++++ Dataset records

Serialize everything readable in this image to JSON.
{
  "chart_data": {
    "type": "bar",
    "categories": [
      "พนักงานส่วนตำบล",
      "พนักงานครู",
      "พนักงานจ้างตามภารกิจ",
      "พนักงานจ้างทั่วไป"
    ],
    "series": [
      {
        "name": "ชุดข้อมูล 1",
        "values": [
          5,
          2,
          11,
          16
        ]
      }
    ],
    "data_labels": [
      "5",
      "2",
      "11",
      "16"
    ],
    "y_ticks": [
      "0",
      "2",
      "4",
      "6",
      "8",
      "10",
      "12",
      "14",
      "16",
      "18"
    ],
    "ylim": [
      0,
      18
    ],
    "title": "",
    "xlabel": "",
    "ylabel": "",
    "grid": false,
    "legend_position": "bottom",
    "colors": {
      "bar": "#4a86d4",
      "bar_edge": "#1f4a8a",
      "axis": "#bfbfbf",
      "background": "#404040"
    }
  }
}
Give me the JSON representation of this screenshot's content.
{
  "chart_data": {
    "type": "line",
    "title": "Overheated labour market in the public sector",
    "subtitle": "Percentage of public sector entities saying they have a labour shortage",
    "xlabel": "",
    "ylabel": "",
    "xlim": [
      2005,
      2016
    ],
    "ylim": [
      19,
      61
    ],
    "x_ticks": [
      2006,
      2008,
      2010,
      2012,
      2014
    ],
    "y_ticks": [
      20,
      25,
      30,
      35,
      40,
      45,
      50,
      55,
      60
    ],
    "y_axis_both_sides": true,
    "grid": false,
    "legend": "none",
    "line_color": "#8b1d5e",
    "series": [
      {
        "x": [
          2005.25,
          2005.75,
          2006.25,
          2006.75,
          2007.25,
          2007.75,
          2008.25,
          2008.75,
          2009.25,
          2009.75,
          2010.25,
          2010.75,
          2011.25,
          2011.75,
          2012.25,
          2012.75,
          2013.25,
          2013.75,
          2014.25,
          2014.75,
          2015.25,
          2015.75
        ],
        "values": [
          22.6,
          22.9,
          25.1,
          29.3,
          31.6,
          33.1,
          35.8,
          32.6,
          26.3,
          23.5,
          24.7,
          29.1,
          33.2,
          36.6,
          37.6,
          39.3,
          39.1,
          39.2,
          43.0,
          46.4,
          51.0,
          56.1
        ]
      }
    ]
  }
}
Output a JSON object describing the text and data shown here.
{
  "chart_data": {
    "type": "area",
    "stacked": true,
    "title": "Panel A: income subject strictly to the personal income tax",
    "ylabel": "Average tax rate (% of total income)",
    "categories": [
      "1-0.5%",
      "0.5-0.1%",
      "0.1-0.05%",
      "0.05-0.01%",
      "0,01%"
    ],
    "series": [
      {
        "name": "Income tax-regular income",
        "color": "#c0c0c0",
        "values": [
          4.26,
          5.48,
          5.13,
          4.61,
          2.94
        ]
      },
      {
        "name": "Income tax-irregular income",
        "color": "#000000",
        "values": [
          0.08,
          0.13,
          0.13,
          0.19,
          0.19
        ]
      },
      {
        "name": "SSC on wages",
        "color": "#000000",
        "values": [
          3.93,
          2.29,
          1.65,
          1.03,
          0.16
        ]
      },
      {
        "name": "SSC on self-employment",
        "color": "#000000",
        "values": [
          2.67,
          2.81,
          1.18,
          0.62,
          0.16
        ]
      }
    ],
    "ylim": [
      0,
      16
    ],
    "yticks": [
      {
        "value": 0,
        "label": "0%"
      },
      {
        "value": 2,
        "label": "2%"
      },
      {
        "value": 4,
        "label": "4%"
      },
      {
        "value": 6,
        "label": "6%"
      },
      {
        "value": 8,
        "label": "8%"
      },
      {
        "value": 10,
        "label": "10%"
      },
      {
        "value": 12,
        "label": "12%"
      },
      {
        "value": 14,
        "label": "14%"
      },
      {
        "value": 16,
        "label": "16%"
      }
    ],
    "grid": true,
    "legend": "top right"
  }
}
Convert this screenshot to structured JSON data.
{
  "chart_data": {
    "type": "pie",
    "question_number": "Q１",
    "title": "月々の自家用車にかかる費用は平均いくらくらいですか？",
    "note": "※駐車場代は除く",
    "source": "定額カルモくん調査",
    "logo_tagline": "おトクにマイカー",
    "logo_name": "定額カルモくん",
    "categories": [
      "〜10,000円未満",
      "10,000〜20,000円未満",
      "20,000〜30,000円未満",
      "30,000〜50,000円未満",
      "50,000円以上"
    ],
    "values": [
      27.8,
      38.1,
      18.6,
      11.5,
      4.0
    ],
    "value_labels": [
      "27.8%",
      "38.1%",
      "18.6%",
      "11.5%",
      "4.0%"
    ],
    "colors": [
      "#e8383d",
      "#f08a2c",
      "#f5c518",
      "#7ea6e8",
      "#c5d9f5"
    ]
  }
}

++++++++

Aim of the task: Make an exact copy of the data above.

Task result:
Serialize everything readable in this image to JSON.
{
  "chart_data": {
    "type": "bar",
    "categories": [
      "พนักงานส่วนตำบล",
      "พนักงานครู",
      "พนักงานจ้างตามภารกิจ",
      "พนักงานจ้างทั่วไป"
    ],
    "series": [
      {
        "name": "ชุดข้อมูล 1",
        "values": [
          5,
          2,
          11,
          16
        ]
      }
    ],
    "data_labels": [
      "5",
      "2",
      "11",
      "16"
    ],
    "y_ticks": [
      "0",
      "2",
      "4",
      "6",
      "8",
      "10",
      "12",
      "14",
      "16",
      "18"
    ],
    "ylim": [
      0,
      18
    ],
    "title": "",
    "xlabel": "",
    "ylabel": "",
    "grid": false,
    "legend_position": "bottom",
    "colors": {
      "bar": "#4a86d4",
      "bar_edge": "#1f4a8a",
      "axis": "#bfbfbf",
      "background": "#404040"
    }
  }
}
Give me the JSON representation of this screenshot's content.
{
  "chart_data": {
    "type": "line",
    "title": "Overheated labour market in the public sector",
    "subtitle": "Percentage of public sector entities saying they have a labour shortage",
    "xlabel": "",
    "ylabel": "",
    "xlim": [
      2005,
      2016
    ],
    "ylim": [
      19,
      61
    ],
    "x_ticks": [
      2006,
      2008,
      2010,
      2012,
      2014
    ],
    "y_ticks": [
      20,
      25,
      30,
      35,
      40,
      45,
      50,
      55,
      60
    ],
    "y_axis_both_sides": true,
    "grid": false,
    "legend": "none",
    "line_color": "#8b1d5e",
    "series": [
      {
        "x": [
          2005.25,
          2005.75,
          2006.25,
          2006.75,
          2007.25,
          2007.75,
          2008.25,
          2008.75,
          2009.25,
          2009.75,
          2010.25,
          2010.75,
          2011.25,
          2011.75,
          2012.25,
          2012.75,
          2013.25,
          2013.75,
          2014.25,
          2014.75,
          2015.25,
          2015.75
        ],
        "values": [
          22.6,
          22.9,
          25.1,
          29.3,
          31.6,
          33.1,
          35.8,
          32.6,
          26.3,
          23.5,
          24.7,
          29.1,
          33.2,
          36.6,
          37.6,
          39.3,
          39.1,
          39.2,
          43.0,
          46.4,
          51.0,
          56.1
        ]
      }
    ]
  }
}
Output a JSON object describing the text and data shown here.
{
  "chart_data": {
    "type": "area",
    "stacked": true,
    "title": "Panel A: income subject strictly to the personal income tax",
    "ylabel": "Average tax rate (% of total income)",
    "categories": [
      "1-0.5%",
      "0.5-0.1%",
      "0.1-0.05%",
      "0.05-0.01%",
      "0,01%"
    ],
    "series": [
      {
        "name": "Income tax-regular income",
        "color": "#c0c0c0",
        "values": [
          4.26,
          5.48,
          5.13,
          4.61,
          2.94
        ]
      },
      {
        "name": "Income tax-irregular income",
        "color": "#000000",
        "values": [
          0.08,
          0.13,
          0.13,
          0.19,
          0.19
        ]
      },
      {
        "name": "SSC on wages",
        "color": "#000000",
        "values": [
          3.93,
          2.29,
          1.65,
          1.03,
          0.16
        ]
      },
      {
        "name": "SSC on self-employment",
        "color": "#000000",
        "values": [
          2.67,
          2.81,
          1.18,
          0.62,
          0.16
        ]
      }
    ],
    "ylim": [
      0,
      16
    ],
    "yticks": [
      {
        "value": 0,
        "label": "0%"
      },
      {
        "value": 2,
        "label": "2%"
      },
      {
        "value": 4,
        "label": "4%"
      },
      {
        "value": 6,
        "label": "6%"
      },
      {
        "value": 8,
        "label": "8%"
      },
      {
        "value": 10,
        "label": "10%"
      },
      {
        "value": 12,
        "label": "12%"
      },
      {
        "value": 14,
        "label": "14%"
      },
      {
        "value": 16,
        "label": "16%"
      }
    ],
    "grid": true,
    "legend": "top right"
  }
}
Convert this screenshot to structured JSON data.
{
  "chart_data": {
    "type": "pie",
    "question_number": "Q１",
    "title": "月々の自家用車にかかる費用は平均いくらくらいですか？",
    "note": "※駐車場代は除く",
    "source": "定額カルモくん調査",
    "logo_tagline": "おトクにマイカー",
    "logo_name": "定額カルモくん",
    "categories": [
      "〜10,000円未満",
      "10,000〜20,000円未満",
      "20,000〜30,000円未満",
      "30,000〜50,000円未満",
      "50,000円以上"
    ],
    "values": [
      27.8,
      38.1,
      18.6,
      11.5,
      4.0
    ],
    "value_labels": [
      "27.8%",
      "38.1%",
      "18.6%",
      "11.5%",
      "4.0%"
    ],
    "colors": [
      "#e8383d",
      "#f08a2c",
      "#f5c518",
      "#7ea6e8",
      "#c5d9f5"
    ]
  }
}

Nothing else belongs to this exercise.